**Consigne:**
Dans la critique de film, remplacez « cinéaste » par « réalisateur » et recopiez le passage qui s'ouvre sur les mots contenant « John Cusak, Shélan » et se termine par « de Steve Buscemi. ».

**Extrait de page:**
---
John Cusak, Shélan O’Keefe, Gracie Bednarczyk

92 min.
18 juin 2008
GRACE IS GONE

Grace est un prénom. Celui du personnage qui par son absence est la clé de voûte de cette première réalisation d’un jeune cinéaste qui avait coscénarisé le « Lonesome Jim » de Steve Buscemi.

Grace est aussi une qualité faite d’harmonie et de simplicité. C’est parce qu’elle fait défaut à ce film aux émotions exposés avec un manque de finesse égale à un débordement de prévisibilité que très vite un sentiment désagréable, celui d’être manipulé, envahit le mental du spectateur.

Inséré dans la très actuelle (*) envie américaine, qu’elle soit formatée hollywoodienne ou estampillée indépendante, de témoigner sur la guerre d’Irak, « Grace is gone » choisit d’aborder le conflit non pas de façon frontale mais par le biais d’un décryptage de ses effets collatéraux - comme le faisait mais avec moins d’afféterie et plus de punch « In the Valley of Elah » de Paul Haggis.
---
**Informations extraites:**
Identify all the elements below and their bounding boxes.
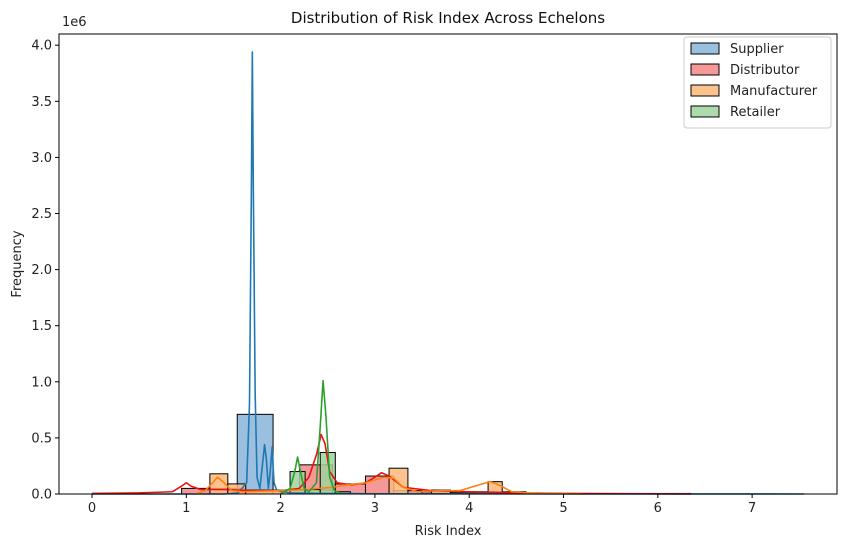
y-tick-label: 4.0 bbox=[31, 39, 52, 54]
y-tick-label: 2.5 bbox=[31, 207, 52, 222]
legend-swatch-manufacturer bbox=[690, 84, 720, 97]
x-tick-label: 5 bbox=[559, 501, 567, 516]
x-tick-label: 4 bbox=[465, 501, 473, 516]
retailer-kde-line bbox=[280, 379, 343, 495]
legend-label-distributor: Distributor bbox=[730, 63, 800, 78]
y-axis-label: Frequency bbox=[10, 230, 25, 297]
legend-box bbox=[683, 36, 832, 129]
y-tick-label: 3.0 bbox=[31, 151, 52, 166]
y-axis-ticks: 0.0 0.5 1.0 1.5 2.0 2.5 3.0 3.5 4.0 bbox=[31, 39, 59, 503]
x-tick-label: 7 bbox=[748, 501, 756, 516]
legend-swatch-supplier bbox=[690, 42, 720, 55]
x-tick-label: 6 bbox=[654, 501, 662, 516]
y-tick-label: 0.0 bbox=[31, 488, 52, 503]
y-tick-label: 3.5 bbox=[31, 95, 52, 110]
manufacturer-bar-3 bbox=[388, 467, 409, 495]
kde-curves bbox=[92, 51, 804, 495]
plot-frame bbox=[58, 33, 838, 495]
legend-label-retailer: Retailer bbox=[730, 105, 781, 120]
x-axis-ticks: 0 1 2 3 4 5 6 7 bbox=[88, 494, 756, 516]
legend-swatch-distributor bbox=[690, 63, 720, 76]
x-tick-label: 2 bbox=[276, 501, 284, 516]
x-tick-label: 3 bbox=[371, 501, 379, 516]
supplier-kde-line bbox=[92, 51, 804, 495]
plot-area bbox=[92, 51, 804, 495]
y-tick-label: 1.5 bbox=[31, 319, 52, 334]
y-tick-label: 1.0 bbox=[31, 375, 52, 390]
x-tick-label: 0 bbox=[88, 501, 96, 516]
manufacturer-kde-line bbox=[195, 476, 583, 495]
legend-label-manufacturer: Manufacturer bbox=[730, 84, 818, 99]
y-tick-label: 0.5 bbox=[31, 431, 52, 446]
chart-title: Distribution of Risk Index Across Echelo… bbox=[291, 9, 605, 27]
legend-label-supplier: Supplier bbox=[730, 42, 784, 57]
legend: Supplier Distributor Manufacturer Retailer bbox=[683, 36, 832, 129]
x-axis-label: Risk Index bbox=[415, 524, 482, 539]
y-tick-label: 2.0 bbox=[31, 263, 52, 278]
x-tick-label: 1 bbox=[182, 501, 190, 516]
y-offset-label: 1e6 bbox=[62, 15, 87, 30]
distributor-kde-line bbox=[92, 433, 691, 495]
legend-swatch-retailer bbox=[690, 105, 720, 118]
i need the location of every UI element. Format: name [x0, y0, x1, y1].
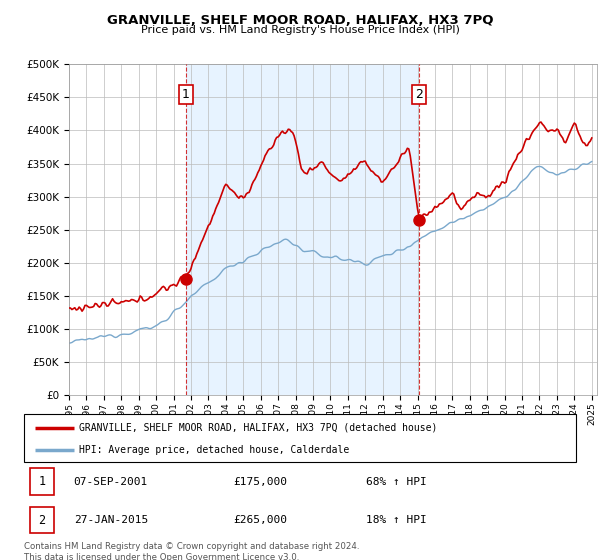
Text: Price paid vs. HM Land Registry's House Price Index (HPI): Price paid vs. HM Land Registry's House …: [140, 25, 460, 35]
Text: GRANVILLE, SHELF MOOR ROAD, HALIFAX, HX3 7PQ: GRANVILLE, SHELF MOOR ROAD, HALIFAX, HX3…: [107, 14, 493, 27]
Text: 68% ↑ HPI: 68% ↑ HPI: [366, 477, 427, 487]
Text: 2: 2: [38, 514, 46, 526]
Text: 1: 1: [38, 475, 46, 488]
Text: HPI: Average price, detached house, Calderdale: HPI: Average price, detached house, Cald…: [79, 445, 349, 455]
Bar: [185, 64, 419, 395]
Text: 07-SEP-2001: 07-SEP-2001: [74, 477, 148, 487]
Text: Contains HM Land Registry data © Crown copyright and database right 2024.
This d: Contains HM Land Registry data © Crown c…: [24, 542, 359, 560]
Text: 1: 1: [182, 87, 190, 101]
Text: 2: 2: [415, 87, 422, 101]
Text: GRANVILLE, SHELF MOOR ROAD, HALIFAX, HX3 7PQ (detached house): GRANVILLE, SHELF MOOR ROAD, HALIFAX, HX3…: [79, 423, 437, 433]
FancyBboxPatch shape: [29, 468, 55, 495]
Text: £175,000: £175,000: [234, 477, 288, 487]
Text: 27-JAN-2015: 27-JAN-2015: [74, 515, 148, 525]
FancyBboxPatch shape: [29, 507, 55, 533]
FancyBboxPatch shape: [24, 414, 576, 462]
Text: 18% ↑ HPI: 18% ↑ HPI: [366, 515, 427, 525]
Text: £265,000: £265,000: [234, 515, 288, 525]
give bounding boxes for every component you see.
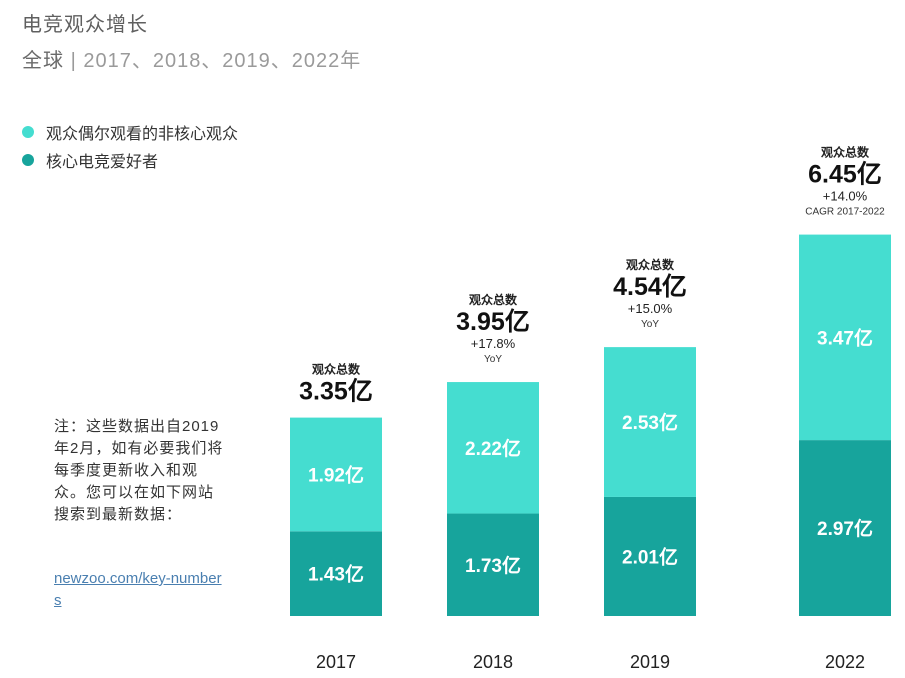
total-value-2017: 3.35亿 [299, 378, 373, 406]
total-growth-2018: +17.8% [471, 336, 516, 351]
x-tick-2017: 2017 [316, 652, 356, 672]
legend-label-casual: 观众偶尔观看的非核心观众 [46, 126, 239, 143]
legend-swatch-core [22, 154, 34, 166]
total-value-2019: 4.54亿 [613, 273, 687, 301]
chart-title: 电竞观众增长 [22, 14, 148, 36]
total-caption-2022: 观众总数 [821, 145, 870, 160]
subtitle-region: 全球 [22, 50, 64, 72]
legend-swatch-casual [22, 126, 34, 138]
subtitle-separator: | [70, 50, 77, 72]
total-growth-2022: +14.0% [823, 189, 868, 204]
bar-2017-core [290, 531, 382, 616]
bar-label-2018-core: 1.73亿 [465, 554, 521, 577]
total-value-2022: 6.45亿 [808, 161, 882, 189]
total-caption-2019: 观众总数 [626, 257, 675, 272]
x-tick-2019: 2019 [630, 652, 670, 672]
note-link[interactable]: newzoo.com/key-numbers [54, 570, 222, 609]
bar-2017-casual [290, 417, 382, 532]
legend-item-casual: 观众偶尔观看的非核心观众 [22, 118, 238, 146]
chart-legend: 观众偶尔观看的非核心观众 核心电竞爱好者 [22, 118, 238, 174]
x-tick-2022: 2022 [825, 652, 865, 672]
bar-label-2019-casual: 2.53亿 [622, 411, 678, 434]
data-note: 注：这些数据出自2019年2月，如有必要我们将每季度更新收入和观众。您可以在如下… [54, 418, 224, 523]
legend-item-core: 核心电竞爱好者 [22, 146, 238, 174]
x-tick-2018: 2018 [473, 652, 513, 672]
total-value-2018: 3.95亿 [456, 308, 530, 336]
bar-2018-casual [447, 382, 539, 514]
total-growth-label-2019: YoY [641, 319, 659, 330]
bar-2019-core [604, 496, 696, 616]
bar-label-2017-casual: 1.92亿 [308, 463, 364, 486]
chart-subtitle: 全球 | 2017、2018、2019、2022年 [22, 44, 361, 73]
total-caption-2018: 观众总数 [469, 292, 518, 307]
legend-label-core: 核心电竞爱好者 [46, 154, 159, 171]
bar-2022-casual [799, 234, 891, 441]
bar-2019-casual [604, 347, 696, 497]
bar-label-2017-core: 1.43亿 [308, 563, 364, 586]
bar-label-2022-casual: 3.47亿 [817, 326, 873, 349]
total-growth-label-2018: YoY [484, 354, 502, 365]
total-growth-label-2022: CAGR 2017-2022 [805, 207, 885, 218]
subtitle-years: 2017、2018、2019、2022年 [83, 50, 362, 72]
bar-label-2018-casual: 2.22亿 [465, 437, 521, 460]
bar-2022-core [799, 440, 891, 616]
bar-2018-core [447, 513, 539, 616]
total-caption-2017: 观众总数 [312, 362, 361, 377]
bar-label-2022-core: 2.97亿 [817, 517, 873, 540]
bar-label-2019-core: 2.01亿 [622, 545, 678, 568]
total-growth-2019: +15.0% [628, 301, 673, 316]
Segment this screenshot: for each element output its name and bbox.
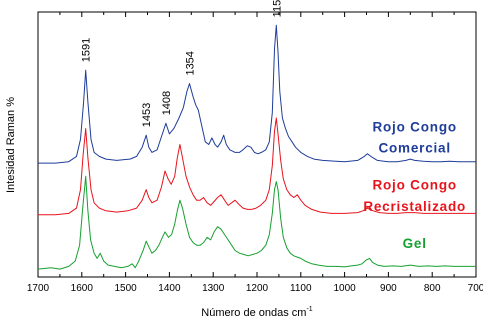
x-tick-label: 1500 xyxy=(114,283,137,294)
x-axis-title: Número de ondas cm-1 xyxy=(201,306,313,319)
series-label: Rojo Congo xyxy=(372,119,456,134)
series-label: Rojo Congo xyxy=(372,178,456,193)
x-tick-label: 1300 xyxy=(202,283,225,294)
x-tick-label: 1100 xyxy=(290,283,312,294)
series-labels: Rojo Congo Comercial Rojo Congo Recristaliz… xyxy=(363,119,466,251)
x-tick-label: 1400 xyxy=(158,283,181,294)
peak-label: 1156 xyxy=(271,0,283,17)
x-tick-label: 700 xyxy=(468,283,483,294)
spectra-lines xyxy=(37,24,476,270)
series-label: Comercial xyxy=(378,140,450,155)
series-line-2 xyxy=(37,175,476,270)
peak-label: 1591 xyxy=(81,38,93,62)
x-tick-label: 900 xyxy=(380,283,397,294)
series-line-1 xyxy=(38,117,476,216)
x-tick-label: 800 xyxy=(424,283,441,294)
x-tick-label: 1600 xyxy=(71,283,94,294)
x-tick-label: 1700 xyxy=(27,283,50,294)
peak-label: 1453 xyxy=(141,103,153,127)
series-label: Recristalizado xyxy=(363,199,466,214)
y-axis-title: Intesidad Raman % xyxy=(5,97,17,193)
plot-frame xyxy=(37,11,477,278)
x-axis-tick-labels: 1700 1600 1500 1400 1300 1200 1100 1000 900 800 70… xyxy=(27,283,483,294)
peak-labels: 1591 1453 1408 1354 1156 xyxy=(81,0,284,127)
x-tick-label: 1000 xyxy=(333,283,356,294)
x-tick-label: 1200 xyxy=(246,283,269,294)
x-axis xyxy=(37,12,477,277)
series-label: Gel xyxy=(403,236,427,251)
peak-label: 1354 xyxy=(184,51,196,75)
peak-label: 1408 xyxy=(161,91,173,115)
series-line-0 xyxy=(38,24,476,164)
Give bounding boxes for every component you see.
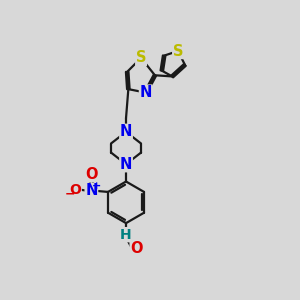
Text: O: O <box>85 167 98 182</box>
Text: −: − <box>65 188 75 201</box>
Text: H: H <box>120 228 132 242</box>
Text: N: N <box>85 183 98 198</box>
Text: O: O <box>69 183 81 196</box>
Text: S: S <box>136 50 146 65</box>
Text: S: S <box>173 44 183 59</box>
Text: N: N <box>120 157 132 172</box>
Text: N: N <box>140 85 152 100</box>
Text: N: N <box>120 124 132 140</box>
Text: +: + <box>92 181 101 191</box>
Text: O: O <box>130 241 143 256</box>
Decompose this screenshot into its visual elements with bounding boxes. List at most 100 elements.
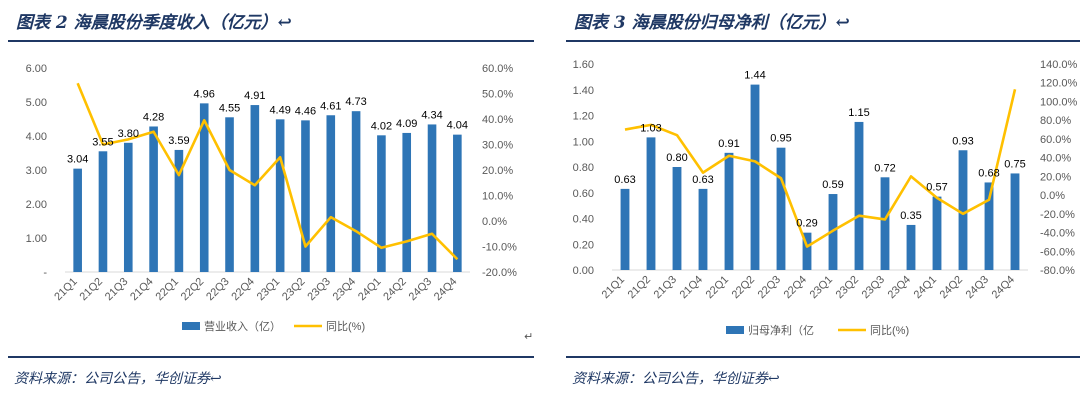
---
**Réponse complète:**
John Cusak, Shélan O’Keefe, Gracie Bednarczyk

92 min.
18 juin 2008
GRACE IS GONE

Grace est un prénom. Celui du personnage qui par son absence est la clé de voûte de cette première réalisation d’un jeune réalisateur qui avait coscénarisé le « Lonesome Jim » de Steve Buscemi.